▶ [Data records]:
◇ ◇ ◇

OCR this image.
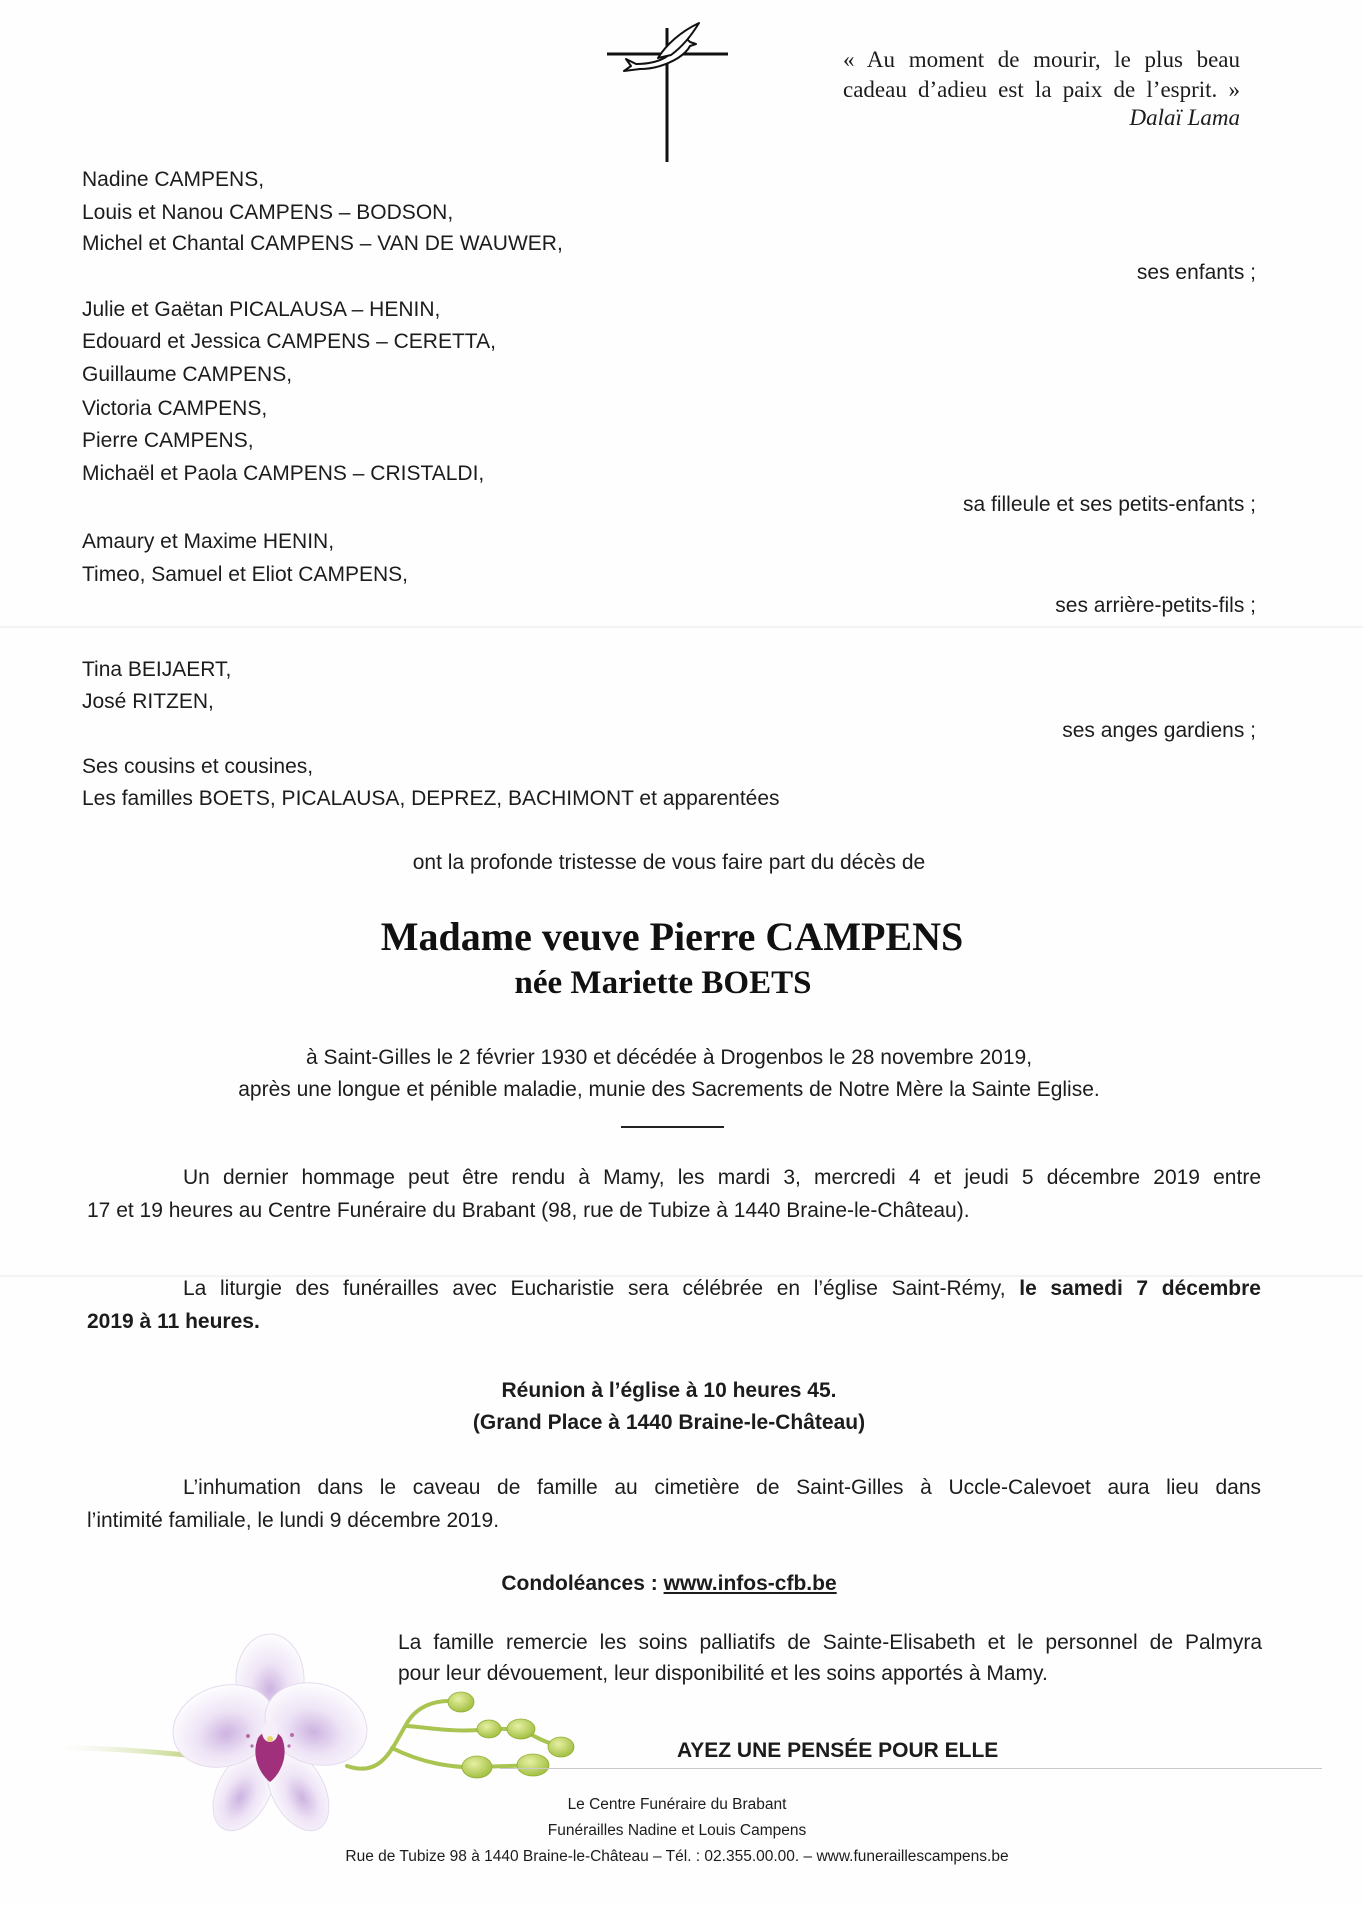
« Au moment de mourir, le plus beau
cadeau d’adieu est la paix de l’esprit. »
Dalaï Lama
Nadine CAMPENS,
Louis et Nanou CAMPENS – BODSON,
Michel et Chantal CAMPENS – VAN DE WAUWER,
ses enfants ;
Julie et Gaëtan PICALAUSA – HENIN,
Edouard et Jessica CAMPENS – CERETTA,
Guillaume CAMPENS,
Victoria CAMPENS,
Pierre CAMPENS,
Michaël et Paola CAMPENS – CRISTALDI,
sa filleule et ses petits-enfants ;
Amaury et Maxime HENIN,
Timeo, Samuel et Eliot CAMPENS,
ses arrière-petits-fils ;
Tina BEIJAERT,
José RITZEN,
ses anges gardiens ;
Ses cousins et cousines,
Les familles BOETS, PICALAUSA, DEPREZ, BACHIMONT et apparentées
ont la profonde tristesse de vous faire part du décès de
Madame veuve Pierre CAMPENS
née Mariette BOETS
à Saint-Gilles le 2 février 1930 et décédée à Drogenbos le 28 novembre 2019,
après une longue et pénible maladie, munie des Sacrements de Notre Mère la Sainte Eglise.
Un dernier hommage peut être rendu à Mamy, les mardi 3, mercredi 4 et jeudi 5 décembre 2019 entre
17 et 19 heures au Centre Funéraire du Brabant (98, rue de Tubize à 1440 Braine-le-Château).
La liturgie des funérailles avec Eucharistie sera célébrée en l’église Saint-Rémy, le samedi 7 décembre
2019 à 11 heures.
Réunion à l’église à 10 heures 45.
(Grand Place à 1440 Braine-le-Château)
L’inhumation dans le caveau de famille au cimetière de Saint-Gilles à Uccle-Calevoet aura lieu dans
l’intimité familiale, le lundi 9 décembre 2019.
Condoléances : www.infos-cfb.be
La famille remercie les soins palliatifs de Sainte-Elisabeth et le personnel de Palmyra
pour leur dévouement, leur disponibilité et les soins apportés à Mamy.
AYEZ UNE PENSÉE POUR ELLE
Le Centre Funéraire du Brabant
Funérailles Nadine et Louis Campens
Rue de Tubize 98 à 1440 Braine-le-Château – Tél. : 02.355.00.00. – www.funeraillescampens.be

◇ ◇ ◇

▶ [TASK REQUIREMENTS]: From the listing, tally every line with the word "Louis" in it and give only the tally.

▶ [SOLUTION]: 2